## EXERCISE INSTRUCTIONS
From the listing below, select every line where the word "title" appears.

++++ EXTRACTED MATERIAL ++++

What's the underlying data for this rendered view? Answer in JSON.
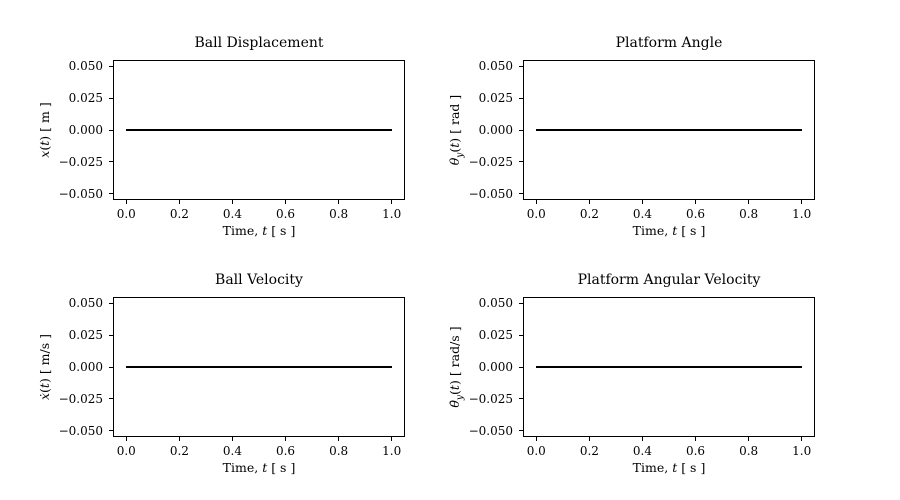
{
  "figure": {
    "background": "#ffffff",
    "text_color": "#000000",
    "axis_color": "#000000",
    "line_color": "#000000"
  },
  "chart_data": [
    {
      "type": "line",
      "title": "Ball Displacement",
      "xlabel": {
        "prefix": "Time, ",
        "var": "t",
        "unit": " [ s ]"
      },
      "ylabel": {
        "var": "x",
        "sub": "",
        "arg_open": "(",
        "arg_var": "t",
        "arg_close": ")",
        "unit": " [ m ]"
      },
      "series": [
        {
          "name": "x(t)",
          "x": [
            0.0,
            1.0
          ],
          "y": [
            0.0,
            0.0
          ]
        }
      ],
      "xlim": [
        -0.05,
        1.05
      ],
      "ylim": [
        -0.055,
        0.055
      ],
      "xticks": [
        0.0,
        0.2,
        0.4,
        0.6,
        0.8,
        1.0
      ],
      "xtick_labels": [
        "0.0",
        "0.2",
        "0.4",
        "0.6",
        "0.8",
        "1.0"
      ],
      "yticks": [
        0.05,
        0.025,
        0.0,
        -0.025,
        -0.05
      ],
      "ytick_labels": [
        "0.050",
        "0.025",
        "0.000",
        "−0.025",
        "−0.050"
      ],
      "grid": false,
      "legend": null
    },
    {
      "type": "line",
      "title": "Platform Angle",
      "xlabel": {
        "prefix": "Time, ",
        "var": "t",
        "unit": " [ s ]"
      },
      "ylabel": {
        "var": "θ",
        "sub": "y",
        "arg_open": "(",
        "arg_var": "t",
        "arg_close": ")",
        "unit": " [ rad ]"
      },
      "series": [
        {
          "name": "theta_y(t)",
          "x": [
            0.0,
            1.0
          ],
          "y": [
            0.0,
            0.0
          ]
        }
      ],
      "xlim": [
        -0.05,
        1.05
      ],
      "ylim": [
        -0.055,
        0.055
      ],
      "xticks": [
        0.0,
        0.2,
        0.4,
        0.6,
        0.8,
        1.0
      ],
      "xtick_labels": [
        "0.0",
        "0.2",
        "0.4",
        "0.6",
        "0.8",
        "1.0"
      ],
      "yticks": [
        0.05,
        0.025,
        0.0,
        -0.025,
        -0.05
      ],
      "ytick_labels": [
        "0.050",
        "0.025",
        "0.000",
        "−0.025",
        "−0.050"
      ],
      "grid": false,
      "legend": null
    },
    {
      "type": "line",
      "title": "Ball Velocity",
      "xlabel": {
        "prefix": "Time, ",
        "var": "t",
        "unit": " [ s ]"
      },
      "ylabel": {
        "var": "ẋ",
        "sub": "",
        "arg_open": "(",
        "arg_var": "t",
        "arg_close": ")",
        "unit": " [ m/s ]"
      },
      "series": [
        {
          "name": "xdot(t)",
          "x": [
            0.0,
            1.0
          ],
          "y": [
            0.0,
            0.0
          ]
        }
      ],
      "xlim": [
        -0.05,
        1.05
      ],
      "ylim": [
        -0.055,
        0.055
      ],
      "xticks": [
        0.0,
        0.2,
        0.4,
        0.6,
        0.8,
        1.0
      ],
      "xtick_labels": [
        "0.0",
        "0.2",
        "0.4",
        "0.6",
        "0.8",
        "1.0"
      ],
      "yticks": [
        0.05,
        0.025,
        0.0,
        -0.025,
        -0.05
      ],
      "ytick_labels": [
        "0.050",
        "0.025",
        "0.000",
        "−0.025",
        "−0.050"
      ],
      "grid": false,
      "legend": null
    },
    {
      "type": "line",
      "title": "Platform Angular Velocity",
      "xlabel": {
        "prefix": "Time, ",
        "var": "t",
        "unit": " [ s ]"
      },
      "ylabel": {
        "var": "θ̇",
        "sub": "y",
        "arg_open": "(",
        "arg_var": "t",
        "arg_close": ")",
        "unit": " [ rad/s ]"
      },
      "series": [
        {
          "name": "thetadot_y(t)",
          "x": [
            0.0,
            1.0
          ],
          "y": [
            0.0,
            0.0
          ]
        }
      ],
      "xlim": [
        -0.05,
        1.05
      ],
      "ylim": [
        -0.055,
        0.055
      ],
      "xticks": [
        0.0,
        0.2,
        0.4,
        0.6,
        0.8,
        1.0
      ],
      "xtick_labels": [
        "0.0",
        "0.2",
        "0.4",
        "0.6",
        "0.8",
        "1.0"
      ],
      "yticks": [
        0.05,
        0.025,
        0.0,
        -0.025,
        -0.05
      ],
      "ytick_labels": [
        "0.050",
        "0.025",
        "0.000",
        "−0.025",
        "−0.050"
      ],
      "grid": false,
      "legend": null
    }
  ]
}
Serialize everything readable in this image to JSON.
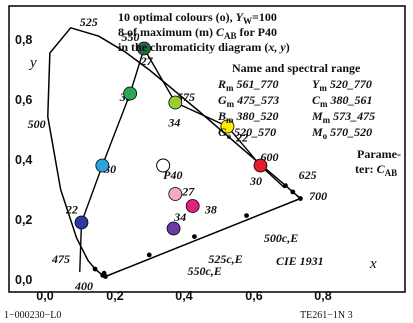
{
  "header": {
    "line1_prefix": "10 optimal colours (o), ",
    "line1_Y": "Y",
    "line1_W": "W",
    "line1_suffix": "=100",
    "line2_prefix": "8 of maximum (m) ",
    "line2_C": "C",
    "line2_AB": "AB",
    "line2_suffix": " for P40",
    "line3_prefix": "in the chromaticity diagram (",
    "line3_xy": "x, y",
    "line3_suffix": ")"
  },
  "range_panel": {
    "title": "Name and spectral range",
    "rows": [
      [
        {
          "sym": "R",
          "sub": "m",
          "range": "561_770"
        },
        {
          "sym": "Y",
          "sub": "m",
          "range": "520_770"
        }
      ],
      [
        {
          "sym": "G",
          "sub": "m",
          "range": "475_573"
        },
        {
          "sym": "C",
          "sub": "m",
          "range": "380_561"
        }
      ],
      [
        {
          "sym": "B",
          "sub": "m",
          "range": "380_520"
        },
        {
          "sym": "M",
          "sub": "m",
          "range": "573_475"
        }
      ],
      [
        {
          "sym": "G",
          "sub": "o",
          "range": "520_570"
        },
        {
          "sym": "M",
          "sub": "o",
          "range": "570_520"
        }
      ]
    ]
  },
  "parameter": {
    "line1": "Parame-",
    "line2_prefix": "ter: ",
    "line2_C": "C",
    "line2_AB": "AB"
  },
  "axes": {
    "x_name": "x",
    "y_name": "y",
    "x_ticks": [
      "0,0",
      "0,2",
      "0,4",
      "0,6",
      "0,8"
    ],
    "y_ticks": [
      "0,0",
      "0,2",
      "0,4",
      "0,6",
      "0,8"
    ],
    "cie_label": "CIE 1931",
    "origin_label": "400"
  },
  "footer": {
    "left": "1−000230−L0",
    "right": "TE261−1N  3"
  },
  "chart_data": {
    "type": "scatter",
    "xlim": [
      0.0,
      0.9
    ],
    "ylim": [
      0.0,
      0.9
    ],
    "grid": false,
    "locus_labels": [
      {
        "x": 0.1,
        "y": 0.84,
        "text": "525"
      },
      {
        "x": 0.22,
        "y": 0.79,
        "text": "550"
      },
      {
        "x": 0.38,
        "y": 0.59,
        "text": "575"
      },
      {
        "x": 0.62,
        "y": 0.39,
        "text": "600"
      },
      {
        "x": 0.73,
        "y": 0.33,
        "text": "625"
      },
      {
        "x": 0.76,
        "y": 0.26,
        "text": "700"
      },
      {
        "x": 0.63,
        "y": 0.12,
        "text": "500c,E"
      },
      {
        "x": 0.47,
        "y": 0.05,
        "text": "525c,E"
      },
      {
        "x": 0.41,
        "y": 0.01,
        "text": "550c,E"
      },
      {
        "x": 0.02,
        "y": 0.05,
        "text": "475"
      },
      {
        "x": -0.05,
        "y": 0.5,
        "text": "500"
      }
    ],
    "point_labels": [
      {
        "x": 0.275,
        "y": 0.71,
        "text": "27"
      },
      {
        "x": 0.215,
        "y": 0.59,
        "text": "38"
      },
      {
        "x": 0.355,
        "y": 0.505,
        "text": "34"
      },
      {
        "x": 0.55,
        "y": 0.455,
        "text": "22"
      },
      {
        "x": 0.17,
        "y": 0.35,
        "text": "30"
      },
      {
        "x": 0.06,
        "y": 0.215,
        "text": "22"
      },
      {
        "x": 0.395,
        "y": 0.275,
        "text": "27"
      },
      {
        "x": 0.46,
        "y": 0.215,
        "text": "38"
      },
      {
        "x": 0.372,
        "y": 0.19,
        "text": "34"
      },
      {
        "x": 0.59,
        "y": 0.31,
        "text": "30"
      },
      {
        "x": 0.34,
        "y": 0.33,
        "text": "P40"
      }
    ],
    "optimal_points": [
      {
        "x": 0.285,
        "y": 0.765,
        "color": "#1f6b3e"
      },
      {
        "x": 0.245,
        "y": 0.615,
        "color": "#2ea65a"
      },
      {
        "x": 0.375,
        "y": 0.585,
        "color": "#9acd32"
      },
      {
        "x": 0.525,
        "y": 0.505,
        "color": "#ffee00"
      },
      {
        "x": 0.62,
        "y": 0.375,
        "color": "#e51c2c"
      },
      {
        "x": 0.165,
        "y": 0.375,
        "color": "#2aa5dd"
      },
      {
        "x": 0.105,
        "y": 0.185,
        "color": "#2a3a9e"
      },
      {
        "x": 0.37,
        "y": 0.165,
        "color": "#6a3aa0"
      }
    ],
    "maximum_points": [
      {
        "x": 0.375,
        "y": 0.28,
        "color": "#f2aac6"
      },
      {
        "x": 0.425,
        "y": 0.24,
        "color": "#e0237e"
      }
    ],
    "white_point": {
      "x": 0.34,
      "y": 0.375
    }
  }
}
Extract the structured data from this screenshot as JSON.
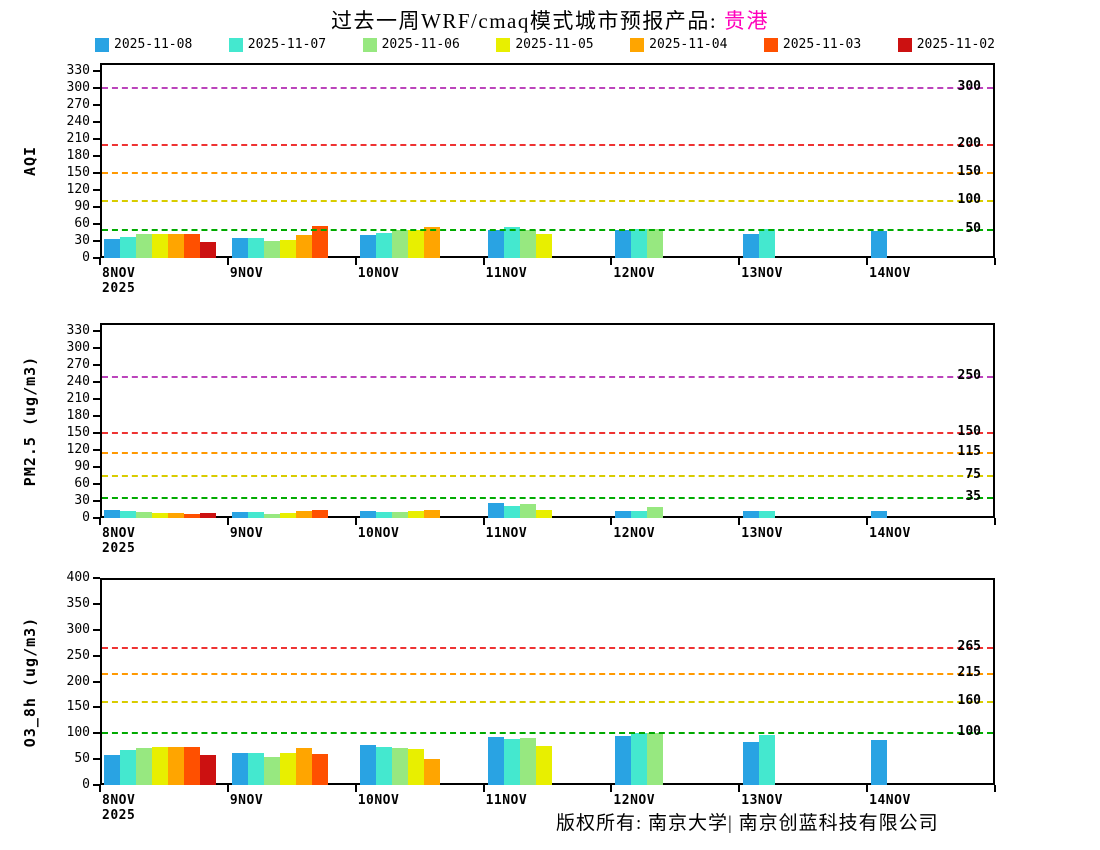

++++

## TASK OUTPUT
      "title": "Ball Displacement",
      "title": "Platform Angle",
      "title": "Ball Velocity",
      "title": "Platform Angular Velocity",
    "title": "Name and spectral range",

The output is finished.